**Task to carry out:** Find the lines holding "нему" and copy them.

**Saved entries:**

——

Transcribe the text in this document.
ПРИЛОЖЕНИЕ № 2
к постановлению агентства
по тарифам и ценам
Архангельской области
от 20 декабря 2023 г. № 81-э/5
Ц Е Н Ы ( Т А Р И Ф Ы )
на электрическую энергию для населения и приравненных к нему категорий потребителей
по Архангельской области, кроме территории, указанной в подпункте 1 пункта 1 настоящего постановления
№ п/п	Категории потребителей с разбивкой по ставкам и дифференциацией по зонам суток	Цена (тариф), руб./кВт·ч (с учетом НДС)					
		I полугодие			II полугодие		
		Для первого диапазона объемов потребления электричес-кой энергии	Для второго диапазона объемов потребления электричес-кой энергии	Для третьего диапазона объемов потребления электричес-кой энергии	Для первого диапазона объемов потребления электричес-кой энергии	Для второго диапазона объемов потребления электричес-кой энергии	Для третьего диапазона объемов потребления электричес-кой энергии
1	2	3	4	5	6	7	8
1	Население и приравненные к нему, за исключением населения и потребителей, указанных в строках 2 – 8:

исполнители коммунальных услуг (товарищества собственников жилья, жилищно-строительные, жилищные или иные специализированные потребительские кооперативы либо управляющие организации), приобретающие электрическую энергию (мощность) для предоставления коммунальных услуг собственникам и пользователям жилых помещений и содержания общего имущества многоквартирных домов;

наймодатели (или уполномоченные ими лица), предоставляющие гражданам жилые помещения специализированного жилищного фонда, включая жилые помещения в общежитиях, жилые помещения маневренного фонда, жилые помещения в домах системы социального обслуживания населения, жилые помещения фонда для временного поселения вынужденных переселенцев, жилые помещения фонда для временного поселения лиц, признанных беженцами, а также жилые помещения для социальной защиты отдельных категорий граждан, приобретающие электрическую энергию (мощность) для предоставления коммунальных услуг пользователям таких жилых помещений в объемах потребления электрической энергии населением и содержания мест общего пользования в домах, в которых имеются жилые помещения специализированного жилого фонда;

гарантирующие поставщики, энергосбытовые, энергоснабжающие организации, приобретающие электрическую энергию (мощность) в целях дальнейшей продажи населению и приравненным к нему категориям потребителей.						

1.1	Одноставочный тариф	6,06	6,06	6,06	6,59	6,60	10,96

——

**Exercise response:**
на электрическую энергию для населения и приравненных к нему категорий потребителей
1	Население и приравненные к нему, за исключением населения и потребителей, указанных в строках 2 – 8:
гарантирующие поставщики, энергосбытовые, энергоснабжающие организации, приобретающие электрическую энергию (мощность) в целях дальнейшей продажи населению и приравненным к нему категориям потребителей.						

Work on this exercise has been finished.